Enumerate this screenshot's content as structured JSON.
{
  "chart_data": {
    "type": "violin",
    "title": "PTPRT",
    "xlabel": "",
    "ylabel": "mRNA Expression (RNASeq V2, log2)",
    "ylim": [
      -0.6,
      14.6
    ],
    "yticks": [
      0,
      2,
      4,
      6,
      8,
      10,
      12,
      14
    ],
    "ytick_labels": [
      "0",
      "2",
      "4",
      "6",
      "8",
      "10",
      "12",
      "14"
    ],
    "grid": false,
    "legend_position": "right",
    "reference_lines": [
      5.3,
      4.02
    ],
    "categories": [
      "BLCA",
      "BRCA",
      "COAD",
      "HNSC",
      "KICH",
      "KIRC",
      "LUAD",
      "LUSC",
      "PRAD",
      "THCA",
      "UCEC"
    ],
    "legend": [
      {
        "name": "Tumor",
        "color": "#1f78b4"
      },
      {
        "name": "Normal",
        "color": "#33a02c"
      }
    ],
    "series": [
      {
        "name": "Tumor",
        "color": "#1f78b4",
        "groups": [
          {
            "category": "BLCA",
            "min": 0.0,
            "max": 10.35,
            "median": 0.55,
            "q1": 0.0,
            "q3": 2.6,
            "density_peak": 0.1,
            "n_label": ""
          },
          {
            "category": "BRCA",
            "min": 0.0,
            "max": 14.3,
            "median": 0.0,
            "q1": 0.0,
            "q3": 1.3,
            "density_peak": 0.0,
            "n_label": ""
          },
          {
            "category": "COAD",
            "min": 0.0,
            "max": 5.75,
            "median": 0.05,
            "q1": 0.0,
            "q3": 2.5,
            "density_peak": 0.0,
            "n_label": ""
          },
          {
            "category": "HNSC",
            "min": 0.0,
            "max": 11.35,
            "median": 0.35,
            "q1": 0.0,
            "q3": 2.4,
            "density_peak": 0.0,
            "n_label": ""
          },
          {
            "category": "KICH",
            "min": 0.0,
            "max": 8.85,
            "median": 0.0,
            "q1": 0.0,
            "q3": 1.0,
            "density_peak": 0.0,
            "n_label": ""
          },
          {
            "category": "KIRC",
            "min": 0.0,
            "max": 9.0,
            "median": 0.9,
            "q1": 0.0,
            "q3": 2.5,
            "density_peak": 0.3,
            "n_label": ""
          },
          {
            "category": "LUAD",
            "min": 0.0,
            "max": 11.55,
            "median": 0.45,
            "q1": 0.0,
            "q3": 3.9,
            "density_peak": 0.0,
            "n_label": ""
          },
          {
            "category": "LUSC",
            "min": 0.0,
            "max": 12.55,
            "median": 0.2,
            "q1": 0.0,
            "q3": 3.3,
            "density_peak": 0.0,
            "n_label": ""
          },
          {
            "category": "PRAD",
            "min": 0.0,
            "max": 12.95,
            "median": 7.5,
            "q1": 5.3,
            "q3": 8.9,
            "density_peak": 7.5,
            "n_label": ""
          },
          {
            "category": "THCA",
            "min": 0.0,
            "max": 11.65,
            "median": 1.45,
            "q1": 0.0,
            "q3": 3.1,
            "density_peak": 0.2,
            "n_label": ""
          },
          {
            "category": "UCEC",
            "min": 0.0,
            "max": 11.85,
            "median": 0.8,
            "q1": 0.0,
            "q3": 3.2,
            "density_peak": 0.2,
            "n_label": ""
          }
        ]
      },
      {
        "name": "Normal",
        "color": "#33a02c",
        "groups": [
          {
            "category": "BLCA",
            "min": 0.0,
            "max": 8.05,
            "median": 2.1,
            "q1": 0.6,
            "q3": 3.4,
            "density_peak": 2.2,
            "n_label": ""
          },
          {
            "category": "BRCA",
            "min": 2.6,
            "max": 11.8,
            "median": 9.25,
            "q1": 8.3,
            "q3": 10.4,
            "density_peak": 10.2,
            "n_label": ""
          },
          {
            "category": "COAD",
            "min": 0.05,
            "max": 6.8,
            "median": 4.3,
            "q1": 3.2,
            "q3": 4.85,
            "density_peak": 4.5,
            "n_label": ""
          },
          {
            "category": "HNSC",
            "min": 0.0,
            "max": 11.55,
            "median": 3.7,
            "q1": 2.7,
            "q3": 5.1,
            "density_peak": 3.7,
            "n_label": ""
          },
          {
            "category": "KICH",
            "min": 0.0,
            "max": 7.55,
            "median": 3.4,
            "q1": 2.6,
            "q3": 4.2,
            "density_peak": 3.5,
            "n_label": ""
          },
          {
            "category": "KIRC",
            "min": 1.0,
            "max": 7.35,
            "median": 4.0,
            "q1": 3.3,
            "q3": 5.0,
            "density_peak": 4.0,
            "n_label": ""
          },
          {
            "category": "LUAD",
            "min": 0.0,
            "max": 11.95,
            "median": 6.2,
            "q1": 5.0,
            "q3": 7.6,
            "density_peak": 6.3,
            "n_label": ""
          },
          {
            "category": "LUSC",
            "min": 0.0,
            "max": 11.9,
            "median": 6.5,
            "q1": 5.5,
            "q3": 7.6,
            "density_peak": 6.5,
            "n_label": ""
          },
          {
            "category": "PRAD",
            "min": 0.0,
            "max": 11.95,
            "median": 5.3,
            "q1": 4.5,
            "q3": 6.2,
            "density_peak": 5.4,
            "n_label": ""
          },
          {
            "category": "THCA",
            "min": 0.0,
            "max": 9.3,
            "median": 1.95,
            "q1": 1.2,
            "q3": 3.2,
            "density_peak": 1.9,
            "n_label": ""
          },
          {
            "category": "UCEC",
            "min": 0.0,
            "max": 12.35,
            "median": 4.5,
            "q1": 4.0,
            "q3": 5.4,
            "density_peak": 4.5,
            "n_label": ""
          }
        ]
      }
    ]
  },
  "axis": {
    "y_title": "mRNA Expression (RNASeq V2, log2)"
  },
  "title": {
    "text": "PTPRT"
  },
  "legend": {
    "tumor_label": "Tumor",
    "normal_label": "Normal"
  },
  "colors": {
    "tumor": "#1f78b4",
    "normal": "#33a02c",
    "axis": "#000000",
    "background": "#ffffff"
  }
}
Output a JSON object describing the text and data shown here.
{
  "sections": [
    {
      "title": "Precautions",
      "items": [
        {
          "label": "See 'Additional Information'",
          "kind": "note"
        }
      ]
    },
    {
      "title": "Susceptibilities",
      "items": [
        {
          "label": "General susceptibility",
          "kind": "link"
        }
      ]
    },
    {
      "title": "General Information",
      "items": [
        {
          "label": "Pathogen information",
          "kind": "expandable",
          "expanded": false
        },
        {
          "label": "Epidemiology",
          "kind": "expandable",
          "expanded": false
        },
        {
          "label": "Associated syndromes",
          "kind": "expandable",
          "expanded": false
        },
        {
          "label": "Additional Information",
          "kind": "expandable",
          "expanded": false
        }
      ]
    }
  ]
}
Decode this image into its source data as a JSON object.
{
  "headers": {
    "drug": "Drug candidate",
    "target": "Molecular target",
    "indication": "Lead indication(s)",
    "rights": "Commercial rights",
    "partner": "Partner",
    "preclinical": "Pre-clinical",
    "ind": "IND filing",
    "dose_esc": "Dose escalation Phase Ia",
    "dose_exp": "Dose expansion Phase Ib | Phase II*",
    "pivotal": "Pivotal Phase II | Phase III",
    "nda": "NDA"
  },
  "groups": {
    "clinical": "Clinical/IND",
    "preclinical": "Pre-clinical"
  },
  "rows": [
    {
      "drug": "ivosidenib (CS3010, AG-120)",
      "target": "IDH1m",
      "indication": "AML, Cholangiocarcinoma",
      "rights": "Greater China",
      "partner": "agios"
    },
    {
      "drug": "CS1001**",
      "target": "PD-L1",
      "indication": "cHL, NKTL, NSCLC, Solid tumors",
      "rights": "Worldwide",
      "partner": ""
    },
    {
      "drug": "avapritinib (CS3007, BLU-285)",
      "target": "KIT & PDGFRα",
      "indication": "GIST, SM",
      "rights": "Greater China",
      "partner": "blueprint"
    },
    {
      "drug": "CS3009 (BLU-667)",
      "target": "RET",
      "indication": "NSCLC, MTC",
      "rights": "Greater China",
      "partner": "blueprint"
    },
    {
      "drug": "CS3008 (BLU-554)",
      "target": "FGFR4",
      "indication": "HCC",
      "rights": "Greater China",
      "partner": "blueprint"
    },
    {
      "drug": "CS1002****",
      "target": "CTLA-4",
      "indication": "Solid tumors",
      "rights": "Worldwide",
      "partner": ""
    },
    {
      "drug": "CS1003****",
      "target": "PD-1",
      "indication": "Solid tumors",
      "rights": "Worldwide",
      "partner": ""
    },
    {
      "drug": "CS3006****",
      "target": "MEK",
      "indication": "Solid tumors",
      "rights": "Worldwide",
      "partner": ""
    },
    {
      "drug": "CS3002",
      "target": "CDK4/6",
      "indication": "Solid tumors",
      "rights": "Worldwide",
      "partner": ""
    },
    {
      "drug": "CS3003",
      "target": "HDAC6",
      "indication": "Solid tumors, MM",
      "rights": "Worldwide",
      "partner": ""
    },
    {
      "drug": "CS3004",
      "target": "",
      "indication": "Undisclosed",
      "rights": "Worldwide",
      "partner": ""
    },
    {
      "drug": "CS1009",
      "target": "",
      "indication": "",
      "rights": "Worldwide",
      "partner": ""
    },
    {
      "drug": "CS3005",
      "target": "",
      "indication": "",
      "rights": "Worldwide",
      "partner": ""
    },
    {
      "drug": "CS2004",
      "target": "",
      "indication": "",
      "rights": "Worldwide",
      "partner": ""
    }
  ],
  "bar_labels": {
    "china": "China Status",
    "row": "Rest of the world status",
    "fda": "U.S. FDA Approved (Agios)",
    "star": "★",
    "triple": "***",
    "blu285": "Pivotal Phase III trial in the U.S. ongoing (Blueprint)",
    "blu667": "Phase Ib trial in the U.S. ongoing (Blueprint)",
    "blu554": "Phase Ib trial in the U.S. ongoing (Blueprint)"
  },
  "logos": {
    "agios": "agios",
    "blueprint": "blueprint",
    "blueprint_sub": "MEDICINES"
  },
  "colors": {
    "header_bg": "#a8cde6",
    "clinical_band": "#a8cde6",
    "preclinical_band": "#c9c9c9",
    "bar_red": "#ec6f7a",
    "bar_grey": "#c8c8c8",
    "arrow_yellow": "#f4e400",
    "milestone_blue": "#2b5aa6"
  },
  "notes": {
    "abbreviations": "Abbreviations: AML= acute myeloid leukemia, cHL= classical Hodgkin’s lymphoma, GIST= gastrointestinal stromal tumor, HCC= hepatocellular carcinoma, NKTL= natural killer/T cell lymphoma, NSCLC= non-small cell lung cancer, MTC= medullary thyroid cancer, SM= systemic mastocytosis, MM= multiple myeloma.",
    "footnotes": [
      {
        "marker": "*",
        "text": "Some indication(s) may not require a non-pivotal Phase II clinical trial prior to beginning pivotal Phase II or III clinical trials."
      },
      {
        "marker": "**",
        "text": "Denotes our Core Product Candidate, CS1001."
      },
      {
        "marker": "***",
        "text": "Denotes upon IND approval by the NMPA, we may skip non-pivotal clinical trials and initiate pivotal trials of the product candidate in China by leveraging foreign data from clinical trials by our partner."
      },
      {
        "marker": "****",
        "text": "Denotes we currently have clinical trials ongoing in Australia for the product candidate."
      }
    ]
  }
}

=======

● **Aim of the exercise**: Across the listing above, find each line that holds the word "this". Give only how many there are.

● **Task response**: 2